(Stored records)
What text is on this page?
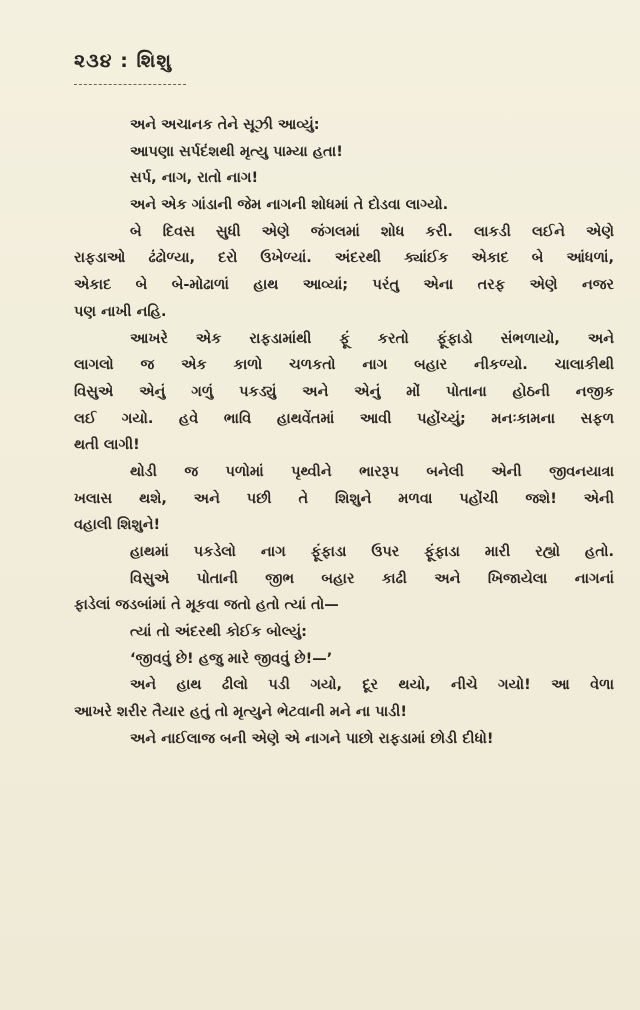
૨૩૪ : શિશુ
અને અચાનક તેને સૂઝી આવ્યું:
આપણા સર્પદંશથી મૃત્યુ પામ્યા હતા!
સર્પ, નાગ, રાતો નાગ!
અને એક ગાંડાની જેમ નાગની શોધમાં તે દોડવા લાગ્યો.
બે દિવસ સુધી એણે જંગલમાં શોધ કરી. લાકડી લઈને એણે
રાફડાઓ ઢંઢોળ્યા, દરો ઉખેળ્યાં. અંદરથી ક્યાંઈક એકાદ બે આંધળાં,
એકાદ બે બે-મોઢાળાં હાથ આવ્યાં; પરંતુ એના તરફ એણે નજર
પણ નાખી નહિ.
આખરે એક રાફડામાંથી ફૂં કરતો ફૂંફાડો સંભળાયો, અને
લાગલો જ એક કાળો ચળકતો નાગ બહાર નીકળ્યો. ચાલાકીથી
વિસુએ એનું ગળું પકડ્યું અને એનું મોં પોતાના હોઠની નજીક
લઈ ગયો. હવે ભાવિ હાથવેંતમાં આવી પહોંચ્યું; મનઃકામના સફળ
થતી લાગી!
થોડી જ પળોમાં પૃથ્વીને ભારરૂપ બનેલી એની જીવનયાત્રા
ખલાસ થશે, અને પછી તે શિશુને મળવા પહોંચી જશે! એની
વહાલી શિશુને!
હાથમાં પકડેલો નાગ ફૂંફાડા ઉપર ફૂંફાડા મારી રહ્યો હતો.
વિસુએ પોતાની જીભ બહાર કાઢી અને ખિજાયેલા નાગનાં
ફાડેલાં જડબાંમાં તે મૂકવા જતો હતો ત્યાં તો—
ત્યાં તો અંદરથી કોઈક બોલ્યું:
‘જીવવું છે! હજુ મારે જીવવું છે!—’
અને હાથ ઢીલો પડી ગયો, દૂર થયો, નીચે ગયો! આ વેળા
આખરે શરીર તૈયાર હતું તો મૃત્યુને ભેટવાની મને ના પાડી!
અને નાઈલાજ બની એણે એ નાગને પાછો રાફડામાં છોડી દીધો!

Task description >>
Write out the full set of lines verbatim, without the pictures.

Output for this exercise >>
What text is on this page?
૨૩૪ : શિશુ
અને અચાનક તેને સૂઝી આવ્યું:
આપણા સર્પદંશથી મૃત્યુ પામ્યા હતા!
સર્પ, નાગ, રાતો નાગ!
અને એક ગાંડાની જેમ નાગની શોધમાં તે દોડવા લાગ્યો.
બે દિવસ સુધી એણે જંગલમાં શોધ કરી. લાકડી લઈને એણે
રાફડાઓ ઢંઢોળ્યા, દરો ઉખેળ્યાં. અંદરથી ક્યાંઈક એકાદ બે આંધળાં,
એકાદ બે બે-મોઢાળાં હાથ આવ્યાં; પરંતુ એના તરફ એણે નજર
પણ નાખી નહિ.
આખરે એક રાફડામાંથી ફૂં કરતો ફૂંફાડો સંભળાયો, અને
લાગલો જ એક કાળો ચળકતો નાગ બહાર નીકળ્યો. ચાલાકીથી
વિસુએ એનું ગળું પકડ્યું અને એનું મોં પોતાના હોઠની નજીક
લઈ ગયો. હવે ભાવિ હાથવેંતમાં આવી પહોંચ્યું; મનઃકામના સફળ
થતી લાગી!
થોડી જ પળોમાં પૃથ્વીને ભારરૂપ બનેલી એની જીવનયાત્રા
ખલાસ થશે, અને પછી તે શિશુને મળવા પહોંચી જશે! એની
વહાલી શિશુને!
હાથમાં પકડેલો નાગ ફૂંફાડા ઉપર ફૂંફાડા મારી રહ્યો હતો.
વિસુએ પોતાની જીભ બહાર કાઢી અને ખિજાયેલા નાગનાં
ફાડેલાં જડબાંમાં તે મૂકવા જતો હતો ત્યાં તો—
ત્યાં તો અંદરથી કોઈક બોલ્યું:
‘જીવવું છે! હજુ મારે જીવવું છે!—’
અને હાથ ઢીલો પડી ગયો, દૂર થયો, નીચે ગયો! આ વેળા
આખરે શરીર તૈયાર હતું તો મૃત્યુને ભેટવાની મને ના પાડી!
અને નાઈલાજ બની એણે એ નાગને પાછો રાફડામાં છોડી દીધો!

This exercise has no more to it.